#### [Task instructions]
Below are records. Copy every line with "assets" in it.

[Entries taken from a collection]
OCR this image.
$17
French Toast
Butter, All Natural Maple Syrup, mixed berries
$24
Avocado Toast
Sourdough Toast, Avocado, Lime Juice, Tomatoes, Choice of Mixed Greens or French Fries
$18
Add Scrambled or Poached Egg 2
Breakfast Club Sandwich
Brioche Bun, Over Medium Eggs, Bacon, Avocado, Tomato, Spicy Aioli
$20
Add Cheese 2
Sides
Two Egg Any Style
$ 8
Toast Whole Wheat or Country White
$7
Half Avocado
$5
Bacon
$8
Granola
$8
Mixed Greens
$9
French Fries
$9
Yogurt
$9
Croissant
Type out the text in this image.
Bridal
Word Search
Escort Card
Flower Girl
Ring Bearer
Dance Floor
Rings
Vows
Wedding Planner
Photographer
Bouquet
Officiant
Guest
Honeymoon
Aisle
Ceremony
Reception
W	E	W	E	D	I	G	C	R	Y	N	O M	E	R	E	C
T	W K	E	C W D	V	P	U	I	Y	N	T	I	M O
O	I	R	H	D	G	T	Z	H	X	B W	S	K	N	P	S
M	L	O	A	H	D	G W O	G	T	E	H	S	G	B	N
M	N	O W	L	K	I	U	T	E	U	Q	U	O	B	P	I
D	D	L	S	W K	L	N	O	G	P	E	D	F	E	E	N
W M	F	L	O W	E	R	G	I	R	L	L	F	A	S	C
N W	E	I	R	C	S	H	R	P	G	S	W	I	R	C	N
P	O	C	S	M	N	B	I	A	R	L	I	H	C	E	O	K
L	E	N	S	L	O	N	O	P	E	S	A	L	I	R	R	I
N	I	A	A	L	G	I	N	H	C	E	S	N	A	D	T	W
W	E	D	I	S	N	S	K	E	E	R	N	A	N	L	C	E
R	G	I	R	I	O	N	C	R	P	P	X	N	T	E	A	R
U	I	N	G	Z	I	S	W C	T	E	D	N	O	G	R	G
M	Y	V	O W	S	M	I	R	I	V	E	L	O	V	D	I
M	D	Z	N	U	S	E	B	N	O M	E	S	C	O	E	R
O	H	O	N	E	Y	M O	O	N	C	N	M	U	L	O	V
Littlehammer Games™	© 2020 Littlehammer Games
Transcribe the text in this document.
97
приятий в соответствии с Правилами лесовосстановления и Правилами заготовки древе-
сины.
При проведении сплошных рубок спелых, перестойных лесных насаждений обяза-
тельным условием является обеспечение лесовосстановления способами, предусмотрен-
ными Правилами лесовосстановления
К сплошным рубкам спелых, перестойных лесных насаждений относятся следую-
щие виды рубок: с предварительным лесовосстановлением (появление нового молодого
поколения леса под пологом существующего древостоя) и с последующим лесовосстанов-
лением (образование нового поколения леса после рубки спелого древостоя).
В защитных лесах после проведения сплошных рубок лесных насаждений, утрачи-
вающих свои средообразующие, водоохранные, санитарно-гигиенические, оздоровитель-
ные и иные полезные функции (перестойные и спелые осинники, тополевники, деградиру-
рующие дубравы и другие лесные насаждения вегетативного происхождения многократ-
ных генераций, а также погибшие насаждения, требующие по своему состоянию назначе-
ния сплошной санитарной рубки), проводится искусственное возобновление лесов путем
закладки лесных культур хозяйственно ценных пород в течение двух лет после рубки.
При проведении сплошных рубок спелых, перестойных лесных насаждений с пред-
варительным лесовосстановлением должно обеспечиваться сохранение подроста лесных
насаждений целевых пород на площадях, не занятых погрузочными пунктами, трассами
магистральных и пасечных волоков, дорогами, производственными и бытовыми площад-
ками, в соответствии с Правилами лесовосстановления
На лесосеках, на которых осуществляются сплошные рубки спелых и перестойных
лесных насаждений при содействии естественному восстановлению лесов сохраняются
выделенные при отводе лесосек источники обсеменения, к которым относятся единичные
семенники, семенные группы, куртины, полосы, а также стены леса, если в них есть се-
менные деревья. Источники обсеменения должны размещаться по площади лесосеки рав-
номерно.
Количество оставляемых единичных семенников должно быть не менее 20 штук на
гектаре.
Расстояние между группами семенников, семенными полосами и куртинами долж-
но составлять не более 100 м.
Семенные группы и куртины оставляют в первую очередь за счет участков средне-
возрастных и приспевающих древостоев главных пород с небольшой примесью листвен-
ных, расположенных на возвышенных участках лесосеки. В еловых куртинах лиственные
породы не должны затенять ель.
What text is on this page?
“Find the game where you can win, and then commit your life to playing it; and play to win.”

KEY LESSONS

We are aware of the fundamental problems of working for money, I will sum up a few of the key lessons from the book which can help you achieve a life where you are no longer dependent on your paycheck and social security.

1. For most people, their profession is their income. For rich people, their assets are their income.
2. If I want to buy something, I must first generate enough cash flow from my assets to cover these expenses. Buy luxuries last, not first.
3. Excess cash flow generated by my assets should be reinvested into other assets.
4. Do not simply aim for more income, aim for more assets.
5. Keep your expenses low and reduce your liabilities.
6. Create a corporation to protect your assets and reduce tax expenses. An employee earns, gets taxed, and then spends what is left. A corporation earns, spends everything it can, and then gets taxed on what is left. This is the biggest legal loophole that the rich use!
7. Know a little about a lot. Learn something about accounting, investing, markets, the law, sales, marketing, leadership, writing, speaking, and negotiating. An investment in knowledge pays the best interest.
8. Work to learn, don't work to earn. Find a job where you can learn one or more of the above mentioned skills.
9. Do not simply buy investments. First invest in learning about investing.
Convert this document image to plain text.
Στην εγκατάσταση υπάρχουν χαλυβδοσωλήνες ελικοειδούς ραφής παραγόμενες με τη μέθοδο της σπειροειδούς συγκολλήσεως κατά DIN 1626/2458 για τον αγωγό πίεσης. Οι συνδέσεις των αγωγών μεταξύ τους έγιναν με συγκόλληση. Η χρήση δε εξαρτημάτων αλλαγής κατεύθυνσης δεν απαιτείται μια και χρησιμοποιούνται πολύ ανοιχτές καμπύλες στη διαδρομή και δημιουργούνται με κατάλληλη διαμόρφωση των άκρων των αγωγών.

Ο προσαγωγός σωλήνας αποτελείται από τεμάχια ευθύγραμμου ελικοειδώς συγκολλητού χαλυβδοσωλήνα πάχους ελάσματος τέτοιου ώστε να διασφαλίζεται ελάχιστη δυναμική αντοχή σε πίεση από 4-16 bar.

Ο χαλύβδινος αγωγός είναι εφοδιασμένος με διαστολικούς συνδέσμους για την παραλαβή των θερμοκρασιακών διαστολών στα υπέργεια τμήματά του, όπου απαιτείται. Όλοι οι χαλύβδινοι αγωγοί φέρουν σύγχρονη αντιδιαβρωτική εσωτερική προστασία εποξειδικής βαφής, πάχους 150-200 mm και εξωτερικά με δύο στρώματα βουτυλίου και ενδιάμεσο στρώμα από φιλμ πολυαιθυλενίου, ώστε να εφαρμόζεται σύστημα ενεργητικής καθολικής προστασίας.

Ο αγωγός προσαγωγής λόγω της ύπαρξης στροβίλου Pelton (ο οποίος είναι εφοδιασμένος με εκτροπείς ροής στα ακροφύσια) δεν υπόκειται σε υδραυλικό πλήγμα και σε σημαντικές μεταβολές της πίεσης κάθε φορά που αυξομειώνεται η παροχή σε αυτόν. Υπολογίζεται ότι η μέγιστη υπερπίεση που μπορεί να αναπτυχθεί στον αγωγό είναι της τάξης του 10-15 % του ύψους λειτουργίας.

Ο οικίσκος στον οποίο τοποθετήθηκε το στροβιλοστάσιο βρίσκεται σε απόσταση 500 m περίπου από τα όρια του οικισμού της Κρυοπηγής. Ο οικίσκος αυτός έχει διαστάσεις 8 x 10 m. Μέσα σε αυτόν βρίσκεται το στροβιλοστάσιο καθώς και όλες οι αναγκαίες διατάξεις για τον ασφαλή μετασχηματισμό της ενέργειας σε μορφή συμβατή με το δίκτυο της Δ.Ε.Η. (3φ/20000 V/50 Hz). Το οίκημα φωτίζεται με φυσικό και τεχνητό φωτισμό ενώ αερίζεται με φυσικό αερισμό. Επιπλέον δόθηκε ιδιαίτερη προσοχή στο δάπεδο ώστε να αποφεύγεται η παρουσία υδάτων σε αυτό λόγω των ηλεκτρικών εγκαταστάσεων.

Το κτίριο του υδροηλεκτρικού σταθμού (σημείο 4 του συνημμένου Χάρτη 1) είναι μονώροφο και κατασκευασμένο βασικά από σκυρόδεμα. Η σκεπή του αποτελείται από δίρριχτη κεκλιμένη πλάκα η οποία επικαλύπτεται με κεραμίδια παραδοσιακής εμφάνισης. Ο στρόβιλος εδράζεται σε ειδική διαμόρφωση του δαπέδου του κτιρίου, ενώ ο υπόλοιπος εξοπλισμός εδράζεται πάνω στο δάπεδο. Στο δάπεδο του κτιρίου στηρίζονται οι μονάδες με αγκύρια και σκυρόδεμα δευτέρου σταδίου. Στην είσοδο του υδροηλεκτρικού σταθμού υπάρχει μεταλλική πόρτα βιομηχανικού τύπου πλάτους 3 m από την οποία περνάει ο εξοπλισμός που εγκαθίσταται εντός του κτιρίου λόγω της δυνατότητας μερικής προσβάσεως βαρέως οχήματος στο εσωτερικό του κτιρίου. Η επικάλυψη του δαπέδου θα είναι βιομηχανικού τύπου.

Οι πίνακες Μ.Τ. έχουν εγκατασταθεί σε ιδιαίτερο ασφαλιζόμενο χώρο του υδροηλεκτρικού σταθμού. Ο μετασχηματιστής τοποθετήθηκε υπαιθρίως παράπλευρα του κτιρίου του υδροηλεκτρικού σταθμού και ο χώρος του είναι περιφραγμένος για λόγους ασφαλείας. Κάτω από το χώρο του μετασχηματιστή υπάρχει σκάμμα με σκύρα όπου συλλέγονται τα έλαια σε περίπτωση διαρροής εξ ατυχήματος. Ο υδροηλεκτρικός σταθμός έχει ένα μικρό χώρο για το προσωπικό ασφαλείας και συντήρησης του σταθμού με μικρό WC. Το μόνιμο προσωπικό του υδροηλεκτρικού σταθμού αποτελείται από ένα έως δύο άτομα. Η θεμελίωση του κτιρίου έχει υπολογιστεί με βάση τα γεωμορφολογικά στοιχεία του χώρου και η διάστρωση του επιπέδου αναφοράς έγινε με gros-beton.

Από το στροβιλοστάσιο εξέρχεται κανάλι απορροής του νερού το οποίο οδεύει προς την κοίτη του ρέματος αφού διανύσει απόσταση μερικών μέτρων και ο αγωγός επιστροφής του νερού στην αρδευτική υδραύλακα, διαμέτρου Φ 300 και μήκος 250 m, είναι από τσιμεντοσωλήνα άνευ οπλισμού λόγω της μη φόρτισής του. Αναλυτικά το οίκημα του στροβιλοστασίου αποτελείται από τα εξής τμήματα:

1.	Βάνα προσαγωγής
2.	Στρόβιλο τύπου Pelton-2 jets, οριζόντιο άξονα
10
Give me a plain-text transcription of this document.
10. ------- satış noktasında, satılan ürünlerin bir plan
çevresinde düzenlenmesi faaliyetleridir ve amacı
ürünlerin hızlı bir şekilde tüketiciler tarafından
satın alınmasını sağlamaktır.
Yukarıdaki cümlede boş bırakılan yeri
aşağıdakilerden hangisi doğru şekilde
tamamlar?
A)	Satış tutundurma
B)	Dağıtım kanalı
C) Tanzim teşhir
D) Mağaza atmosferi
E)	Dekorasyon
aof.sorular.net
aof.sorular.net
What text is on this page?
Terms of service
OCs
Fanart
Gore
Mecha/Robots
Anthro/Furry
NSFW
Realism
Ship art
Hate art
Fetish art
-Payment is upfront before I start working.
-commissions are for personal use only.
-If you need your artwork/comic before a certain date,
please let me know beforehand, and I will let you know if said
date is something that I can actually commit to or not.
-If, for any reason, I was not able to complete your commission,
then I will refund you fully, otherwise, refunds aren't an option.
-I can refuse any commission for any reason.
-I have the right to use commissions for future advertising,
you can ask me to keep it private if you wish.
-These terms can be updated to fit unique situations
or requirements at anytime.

#### [Exercise solution]
1. For most people, their profession is their income. For rich people, their assets are their income.
2. If I want to buy something, I must first generate enough cash flow from my assets to cover these expenses. Buy luxuries last, not first.
3. Excess cash flow generated by my assets should be reinvested into other assets.
4. Do not simply aim for more income, aim for more assets.
6. Create a corporation to protect your assets and reduce tax expenses. An employee earns, gets taxed, and then spends what is left. A corporation earns, spends everything it can, and then gets taxed on what is left. This is the biggest legal loophole that the rich use!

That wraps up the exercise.